## DIRECTION:
Every line of the material below should be repeated exactly.

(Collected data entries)

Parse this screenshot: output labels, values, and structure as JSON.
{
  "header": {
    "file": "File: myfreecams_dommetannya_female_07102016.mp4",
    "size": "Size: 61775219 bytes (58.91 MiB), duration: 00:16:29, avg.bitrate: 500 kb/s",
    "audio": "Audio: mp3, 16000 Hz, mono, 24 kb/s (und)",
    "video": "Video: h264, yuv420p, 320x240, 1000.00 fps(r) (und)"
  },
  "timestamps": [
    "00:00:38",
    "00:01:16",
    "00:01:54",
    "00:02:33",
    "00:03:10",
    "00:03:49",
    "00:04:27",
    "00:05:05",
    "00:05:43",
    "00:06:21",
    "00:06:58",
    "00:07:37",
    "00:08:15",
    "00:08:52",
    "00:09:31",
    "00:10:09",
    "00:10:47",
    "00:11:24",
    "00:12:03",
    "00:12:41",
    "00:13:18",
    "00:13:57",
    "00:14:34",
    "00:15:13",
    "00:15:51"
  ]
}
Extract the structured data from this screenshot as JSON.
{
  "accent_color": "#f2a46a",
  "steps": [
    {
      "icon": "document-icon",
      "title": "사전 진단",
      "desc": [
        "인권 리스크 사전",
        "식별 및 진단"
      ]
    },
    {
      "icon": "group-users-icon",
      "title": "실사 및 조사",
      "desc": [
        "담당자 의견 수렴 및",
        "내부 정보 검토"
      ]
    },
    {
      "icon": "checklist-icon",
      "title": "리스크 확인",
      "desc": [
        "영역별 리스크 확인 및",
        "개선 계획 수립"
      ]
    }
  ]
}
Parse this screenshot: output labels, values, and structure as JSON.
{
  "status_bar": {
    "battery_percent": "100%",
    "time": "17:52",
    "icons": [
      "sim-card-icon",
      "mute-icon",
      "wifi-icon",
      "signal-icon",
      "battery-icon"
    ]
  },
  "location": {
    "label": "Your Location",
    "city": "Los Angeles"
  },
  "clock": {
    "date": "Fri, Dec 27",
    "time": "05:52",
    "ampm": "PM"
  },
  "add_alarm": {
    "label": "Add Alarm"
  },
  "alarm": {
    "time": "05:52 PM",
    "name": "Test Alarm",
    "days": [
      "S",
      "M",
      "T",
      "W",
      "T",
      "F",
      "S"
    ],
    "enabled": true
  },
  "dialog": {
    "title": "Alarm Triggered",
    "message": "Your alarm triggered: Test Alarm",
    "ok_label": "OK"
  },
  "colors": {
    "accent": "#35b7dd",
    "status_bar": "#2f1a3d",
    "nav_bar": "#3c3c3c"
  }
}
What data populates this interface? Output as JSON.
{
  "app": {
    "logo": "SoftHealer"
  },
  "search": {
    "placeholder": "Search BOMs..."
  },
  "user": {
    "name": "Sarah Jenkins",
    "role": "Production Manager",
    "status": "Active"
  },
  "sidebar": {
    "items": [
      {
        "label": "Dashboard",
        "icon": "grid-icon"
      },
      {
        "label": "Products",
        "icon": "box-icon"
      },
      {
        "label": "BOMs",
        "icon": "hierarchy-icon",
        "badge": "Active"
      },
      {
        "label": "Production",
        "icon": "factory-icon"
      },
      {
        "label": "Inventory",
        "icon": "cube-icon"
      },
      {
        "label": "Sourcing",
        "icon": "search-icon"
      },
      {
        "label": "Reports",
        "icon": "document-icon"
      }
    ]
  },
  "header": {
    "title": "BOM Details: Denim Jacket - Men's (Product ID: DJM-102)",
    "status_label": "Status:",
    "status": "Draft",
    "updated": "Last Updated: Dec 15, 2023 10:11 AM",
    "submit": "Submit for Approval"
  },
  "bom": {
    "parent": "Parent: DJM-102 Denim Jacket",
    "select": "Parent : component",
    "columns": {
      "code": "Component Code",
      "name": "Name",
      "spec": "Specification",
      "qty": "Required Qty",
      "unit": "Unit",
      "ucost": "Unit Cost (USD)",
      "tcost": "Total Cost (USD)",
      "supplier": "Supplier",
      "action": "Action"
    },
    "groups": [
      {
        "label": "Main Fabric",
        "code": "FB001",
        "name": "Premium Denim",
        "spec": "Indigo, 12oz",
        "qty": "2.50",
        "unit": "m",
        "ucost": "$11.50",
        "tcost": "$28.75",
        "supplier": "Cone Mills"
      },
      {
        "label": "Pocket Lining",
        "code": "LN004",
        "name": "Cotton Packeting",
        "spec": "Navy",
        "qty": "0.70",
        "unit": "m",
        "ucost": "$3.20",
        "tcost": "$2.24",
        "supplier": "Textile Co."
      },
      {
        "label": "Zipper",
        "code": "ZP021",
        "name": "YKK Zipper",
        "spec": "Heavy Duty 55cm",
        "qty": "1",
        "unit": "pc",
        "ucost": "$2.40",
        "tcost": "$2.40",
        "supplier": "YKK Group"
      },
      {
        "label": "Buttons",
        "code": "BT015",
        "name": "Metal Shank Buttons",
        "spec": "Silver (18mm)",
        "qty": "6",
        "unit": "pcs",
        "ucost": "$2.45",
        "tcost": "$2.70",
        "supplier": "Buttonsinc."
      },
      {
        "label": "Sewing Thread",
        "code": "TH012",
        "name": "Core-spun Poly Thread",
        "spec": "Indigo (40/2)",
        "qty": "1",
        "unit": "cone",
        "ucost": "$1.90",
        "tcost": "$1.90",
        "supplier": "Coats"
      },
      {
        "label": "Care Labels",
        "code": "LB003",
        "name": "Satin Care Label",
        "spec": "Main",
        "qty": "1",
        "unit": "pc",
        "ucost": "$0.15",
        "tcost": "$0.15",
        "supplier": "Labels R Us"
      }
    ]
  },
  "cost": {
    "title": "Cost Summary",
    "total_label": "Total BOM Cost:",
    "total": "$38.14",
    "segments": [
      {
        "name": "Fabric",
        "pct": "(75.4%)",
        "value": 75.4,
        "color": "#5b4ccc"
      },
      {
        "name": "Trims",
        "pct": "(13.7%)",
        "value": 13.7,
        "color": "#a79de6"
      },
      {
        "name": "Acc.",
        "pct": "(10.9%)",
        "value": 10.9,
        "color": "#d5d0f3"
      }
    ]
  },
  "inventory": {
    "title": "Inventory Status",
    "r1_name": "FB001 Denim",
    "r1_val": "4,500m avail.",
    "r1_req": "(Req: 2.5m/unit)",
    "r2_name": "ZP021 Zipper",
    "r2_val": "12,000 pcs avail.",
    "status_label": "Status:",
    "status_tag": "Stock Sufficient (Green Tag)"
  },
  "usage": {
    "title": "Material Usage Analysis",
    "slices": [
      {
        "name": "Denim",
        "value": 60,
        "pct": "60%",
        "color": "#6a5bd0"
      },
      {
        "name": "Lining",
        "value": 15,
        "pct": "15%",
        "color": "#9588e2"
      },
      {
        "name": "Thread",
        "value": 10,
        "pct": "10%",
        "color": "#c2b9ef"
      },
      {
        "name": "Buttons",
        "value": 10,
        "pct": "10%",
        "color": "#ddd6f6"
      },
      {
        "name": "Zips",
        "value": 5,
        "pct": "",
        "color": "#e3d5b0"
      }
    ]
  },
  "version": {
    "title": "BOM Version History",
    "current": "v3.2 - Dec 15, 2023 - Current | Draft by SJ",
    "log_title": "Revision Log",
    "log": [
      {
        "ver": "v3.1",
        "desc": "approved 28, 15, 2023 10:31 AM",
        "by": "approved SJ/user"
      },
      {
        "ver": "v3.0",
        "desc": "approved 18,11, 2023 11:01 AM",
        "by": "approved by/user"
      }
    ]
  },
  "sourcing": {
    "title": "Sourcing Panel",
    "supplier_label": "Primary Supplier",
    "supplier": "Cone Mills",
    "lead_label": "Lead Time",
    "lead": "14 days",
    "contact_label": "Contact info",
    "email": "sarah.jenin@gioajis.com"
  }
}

## FINAL RESULT:
Parse this screenshot: output labels, values, and structure as JSON.
{
  "header": {
    "file": "File: myfreecams_dommetannya_female_07102016.mp4",
    "size": "Size: 61775219 bytes (58.91 MiB), duration: 00:16:29, avg.bitrate: 500 kb/s",
    "audio": "Audio: mp3, 16000 Hz, mono, 24 kb/s (und)",
    "video": "Video: h264, yuv420p, 320x240, 1000.00 fps(r) (und)"
  },
  "timestamps": [
    "00:00:38",
    "00:01:16",
    "00:01:54",
    "00:02:33",
    "00:03:10",
    "00:03:49",
    "00:04:27",
    "00:05:05",
    "00:05:43",
    "00:06:21",
    "00:06:58",
    "00:07:37",
    "00:08:15",
    "00:08:52",
    "00:09:31",
    "00:10:09",
    "00:10:47",
    "00:11:24",
    "00:12:03",
    "00:12:41",
    "00:13:18",
    "00:13:57",
    "00:14:34",
    "00:15:13",
    "00:15:51"
  ]
}
Extract the structured data from this screenshot as JSON.
{
  "accent_color": "#f2a46a",
  "steps": [
    {
      "icon": "document-icon",
      "title": "사전 진단",
      "desc": [
        "인권 리스크 사전",
        "식별 및 진단"
      ]
    },
    {
      "icon": "group-users-icon",
      "title": "실사 및 조사",
      "desc": [
        "담당자 의견 수렴 및",
        "내부 정보 검토"
      ]
    },
    {
      "icon": "checklist-icon",
      "title": "리스크 확인",
      "desc": [
        "영역별 리스크 확인 및",
        "개선 계획 수립"
      ]
    }
  ]
}
Parse this screenshot: output labels, values, and structure as JSON.
{
  "status_bar": {
    "battery_percent": "100%",
    "time": "17:52",
    "icons": [
      "sim-card-icon",
      "mute-icon",
      "wifi-icon",
      "signal-icon",
      "battery-icon"
    ]
  },
  "location": {
    "label": "Your Location",
    "city": "Los Angeles"
  },
  "clock": {
    "date": "Fri, Dec 27",
    "time": "05:52",
    "ampm": "PM"
  },
  "add_alarm": {
    "label": "Add Alarm"
  },
  "alarm": {
    "time": "05:52 PM",
    "name": "Test Alarm",
    "days": [
      "S",
      "M",
      "T",
      "W",
      "T",
      "F",
      "S"
    ],
    "enabled": true
  },
  "dialog": {
    "title": "Alarm Triggered",
    "message": "Your alarm triggered: Test Alarm",
    "ok_label": "OK"
  },
  "colors": {
    "accent": "#35b7dd",
    "status_bar": "#2f1a3d",
    "nav_bar": "#3c3c3c"
  }
}
What data populates this interface? Output as JSON.
{
  "app": {
    "logo": "SoftHealer"
  },
  "search": {
    "placeholder": "Search BOMs..."
  },
  "user": {
    "name": "Sarah Jenkins",
    "role": "Production Manager",
    "status": "Active"
  },
  "sidebar": {
    "items": [
      {
        "label": "Dashboard",
        "icon": "grid-icon"
      },
      {
        "label": "Products",
        "icon": "box-icon"
      },
      {
        "label": "BOMs",
        "icon": "hierarchy-icon",
        "badge": "Active"
      },
      {
        "label": "Production",
        "icon": "factory-icon"
      },
      {
        "label": "Inventory",
        "icon": "cube-icon"
      },
      {
        "label": "Sourcing",
        "icon": "search-icon"
      },
      {
        "label": "Reports",
        "icon": "document-icon"
      }
    ]
  },
  "header": {
    "title": "BOM Details: Denim Jacket - Men's (Product ID: DJM-102)",
    "status_label": "Status:",
    "status": "Draft",
    "updated": "Last Updated: Dec 15, 2023 10:11 AM",
    "submit": "Submit for Approval"
  },
  "bom": {
    "parent": "Parent: DJM-102 Denim Jacket",
    "select": "Parent : component",
    "columns": {
      "code": "Component Code",
      "name": "Name",
      "spec": "Specification",
      "qty": "Required Qty",
      "unit": "Unit",
      "ucost": "Unit Cost (USD)",
      "tcost": "Total Cost (USD)",
      "supplier": "Supplier",
      "action": "Action"
    },
    "groups": [
      {
        "label": "Main Fabric",
        "code": "FB001",
        "name": "Premium Denim",
        "spec": "Indigo, 12oz",
        "qty": "2.50",
        "unit": "m",
        "ucost": "$11.50",
        "tcost": "$28.75",
        "supplier": "Cone Mills"
      },
      {
        "label": "Pocket Lining",
        "code": "LN004",
        "name": "Cotton Packeting",
        "spec": "Navy",
        "qty": "0.70",
        "unit": "m",
        "ucost": "$3.20",
        "tcost": "$2.24",
        "supplier": "Textile Co."
      },
      {
        "label": "Zipper",
        "code": "ZP021",
        "name": "YKK Zipper",
        "spec": "Heavy Duty 55cm",
        "qty": "1",
        "unit": "pc",
        "ucost": "$2.40",
        "tcost": "$2.40",
        "supplier": "YKK Group"
      },
      {
        "label": "Buttons",
        "code": "BT015",
        "name": "Metal Shank Buttons",
        "spec": "Silver (18mm)",
        "qty": "6",
        "unit": "pcs",
        "ucost": "$2.45",
        "tcost": "$2.70",
        "supplier": "Buttonsinc."
      },
      {
        "label": "Sewing Thread",
        "code": "TH012",
        "name": "Core-spun Poly Thread",
        "spec": "Indigo (40/2)",
        "qty": "1",
        "unit": "cone",
        "ucost": "$1.90",
        "tcost": "$1.90",
        "supplier": "Coats"
      },
      {
        "label": "Care Labels",
        "code": "LB003",
        "name": "Satin Care Label",
        "spec": "Main",
        "qty": "1",
        "unit": "pc",
        "ucost": "$0.15",
        "tcost": "$0.15",
        "supplier": "Labels R Us"
      }
    ]
  },
  "cost": {
    "title": "Cost Summary",
    "total_label": "Total BOM Cost:",
    "total": "$38.14",
    "segments": [
      {
        "name": "Fabric",
        "pct": "(75.4%)",
        "value": 75.4,
        "color": "#5b4ccc"
      },
      {
        "name": "Trims",
        "pct": "(13.7%)",
        "value": 13.7,
        "color": "#a79de6"
      },
      {
        "name": "Acc.",
        "pct": "(10.9%)",
        "value": 10.9,
        "color": "#d5d0f3"
      }
    ]
  },
  "inventory": {
    "title": "Inventory Status",
    "r1_name": "FB001 Denim",
    "r1_val": "4,500m avail.",
    "r1_req": "(Req: 2.5m/unit)",
    "r2_name": "ZP021 Zipper",
    "r2_val": "12,000 pcs avail.",
    "status_label": "Status:",
    "status_tag": "Stock Sufficient (Green Tag)"
  },
  "usage": {
    "title": "Material Usage Analysis",
    "slices": [
      {
        "name": "Denim",
        "value": 60,
        "pct": "60%",
        "color": "#6a5bd0"
      },
      {
        "name": "Lining",
        "value": 15,
        "pct": "15%",
        "color": "#9588e2"
      },
      {
        "name": "Thread",
        "value": 10,
        "pct": "10%",
        "color": "#c2b9ef"
      },
      {
        "name": "Buttons",
        "value": 10,
        "pct": "10%",
        "color": "#ddd6f6"
      },
      {
        "name": "Zips",
        "value": 5,
        "pct": "",
        "color": "#e3d5b0"
      }
    ]
  },
  "version": {
    "title": "BOM Version History",
    "current": "v3.2 - Dec 15, 2023 - Current | Draft by SJ",
    "log_title": "Revision Log",
    "log": [
      {
        "ver": "v3.1",
        "desc": "approved 28, 15, 2023 10:31 AM",
        "by": "approved SJ/user"
      },
      {
        "ver": "v3.0",
        "desc": "approved 18,11, 2023 11:01 AM",
        "by": "approved by/user"
      }
    ]
  },
  "sourcing": {
    "title": "Sourcing Panel",
    "supplier_label": "Primary Supplier",
    "supplier": "Cone Mills",
    "lead_label": "Lead Time",
    "lead": "14 days",
    "contact_label": "Contact info",
    "email": "sarah.jenin@gioajis.com"
  }
}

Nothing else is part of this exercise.